What you need to do: The required output is a single number: how many lines of the material contain the string "system".
>>
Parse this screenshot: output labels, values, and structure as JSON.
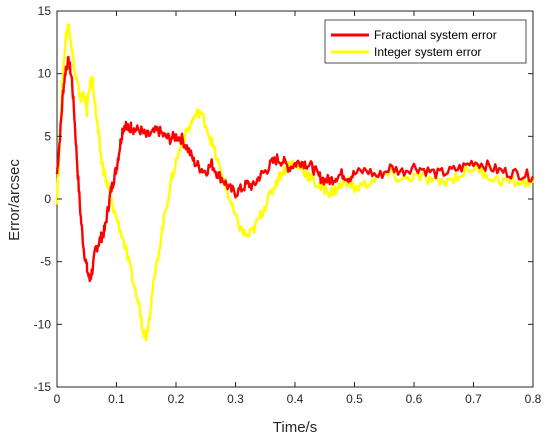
{
  "chart_data": {
    "type": "line",
    "title": "",
    "xlabel": "Time/s",
    "ylabel": "Error/arcsec",
    "xlim": [
      0,
      0.8
    ],
    "ylim": [
      -15,
      15
    ],
    "xticks": [
      0,
      0.1,
      0.2,
      0.3,
      0.4,
      0.5,
      0.6,
      0.7,
      0.8
    ],
    "xtick_labels": [
      "0",
      "0.1",
      "0.2",
      "0.3",
      "0.4",
      "0.5",
      "0.6",
      "0.7",
      "0.8"
    ],
    "yticks": [
      -15,
      -10,
      -5,
      0,
      5,
      10,
      15
    ],
    "ytick_labels": [
      "-15",
      "-10",
      "-5",
      "0",
      "5",
      "10",
      "15"
    ],
    "grid": false,
    "legend_position": "top-right",
    "series": [
      {
        "name": "Fractional system error",
        "color": "#ff0000",
        "x": [
          0,
          0.005,
          0.01,
          0.015,
          0.02,
          0.025,
          0.03,
          0.035,
          0.04,
          0.045,
          0.05,
          0.055,
          0.06,
          0.065,
          0.07,
          0.075,
          0.08,
          0.085,
          0.09,
          0.095,
          0.1,
          0.105,
          0.11,
          0.115,
          0.12,
          0.125,
          0.13,
          0.14,
          0.15,
          0.16,
          0.17,
          0.18,
          0.19,
          0.2,
          0.21,
          0.22,
          0.23,
          0.24,
          0.25,
          0.26,
          0.27,
          0.28,
          0.29,
          0.3,
          0.31,
          0.32,
          0.33,
          0.34,
          0.35,
          0.36,
          0.37,
          0.38,
          0.39,
          0.4,
          0.41,
          0.42,
          0.43,
          0.44,
          0.45,
          0.46,
          0.47,
          0.48,
          0.49,
          0.5,
          0.52,
          0.54,
          0.56,
          0.58,
          0.6,
          0.62,
          0.64,
          0.66,
          0.68,
          0.7,
          0.72,
          0.74,
          0.76,
          0.78,
          0.8
        ],
        "y": [
          2,
          5,
          8.5,
          10.5,
          11,
          9.5,
          6,
          2,
          -1.5,
          -4,
          -5.5,
          -6.5,
          -5.5,
          -4,
          -3.5,
          -3,
          -2.5,
          -1,
          0.5,
          1.5,
          2.5,
          4,
          5.5,
          6,
          5.5,
          5.8,
          5.5,
          5.5,
          5,
          5.2,
          5.5,
          5,
          4.8,
          5,
          4.8,
          4,
          3,
          2.5,
          2.2,
          2.8,
          2,
          1.5,
          0.8,
          0.5,
          0.8,
          1.2,
          1,
          1.8,
          2.2,
          2.8,
          3.2,
          3,
          2.5,
          2.8,
          3,
          2.8,
          2.5,
          1.8,
          1.5,
          1.5,
          1.8,
          2,
          1.7,
          2,
          2.3,
          1.8,
          2.5,
          2.2,
          2.6,
          2.3,
          2,
          2.2,
          2.5,
          3,
          2.7,
          2.3,
          2.1,
          2,
          1.8
        ]
      },
      {
        "name": "Integer system error",
        "color": "#ffff00",
        "x": [
          0,
          0.005,
          0.01,
          0.015,
          0.02,
          0.025,
          0.03,
          0.035,
          0.04,
          0.045,
          0.05,
          0.055,
          0.06,
          0.065,
          0.07,
          0.075,
          0.08,
          0.085,
          0.09,
          0.1,
          0.11,
          0.12,
          0.13,
          0.14,
          0.145,
          0.15,
          0.155,
          0.16,
          0.17,
          0.18,
          0.19,
          0.2,
          0.21,
          0.22,
          0.23,
          0.24,
          0.25,
          0.26,
          0.27,
          0.28,
          0.29,
          0.3,
          0.31,
          0.32,
          0.33,
          0.34,
          0.35,
          0.36,
          0.37,
          0.38,
          0.39,
          0.4,
          0.41,
          0.42,
          0.43,
          0.44,
          0.45,
          0.46,
          0.47,
          0.48,
          0.49,
          0.5,
          0.52,
          0.54,
          0.56,
          0.58,
          0.6,
          0.62,
          0.64,
          0.66,
          0.68,
          0.7,
          0.72,
          0.74,
          0.76,
          0.78,
          0.8
        ],
        "y": [
          0,
          5,
          10,
          13,
          14,
          12,
          10,
          9,
          8,
          8.5,
          7,
          9,
          9.5,
          7,
          5,
          3,
          2,
          1,
          0,
          -1.5,
          -3,
          -5,
          -7,
          -9,
          -10.5,
          -11,
          -9.5,
          -7.5,
          -4.5,
          -1.5,
          1,
          3,
          4.5,
          5.5,
          6.5,
          7,
          6,
          4.5,
          3,
          1.5,
          0,
          -1.5,
          -2.5,
          -3,
          -2.5,
          -1.5,
          -0.5,
          0.5,
          1.5,
          2.2,
          2.8,
          2.8,
          2.5,
          2,
          1.5,
          1,
          0.8,
          0.5,
          0.8,
          1.2,
          1.5,
          0.8,
          1.2,
          1.8,
          2,
          1.5,
          1.8,
          1.6,
          1.3,
          1.5,
          2,
          2.5,
          2,
          1.5,
          1.4,
          1.3,
          1.3
        ]
      }
    ]
  }
}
<<
Exercise output: 2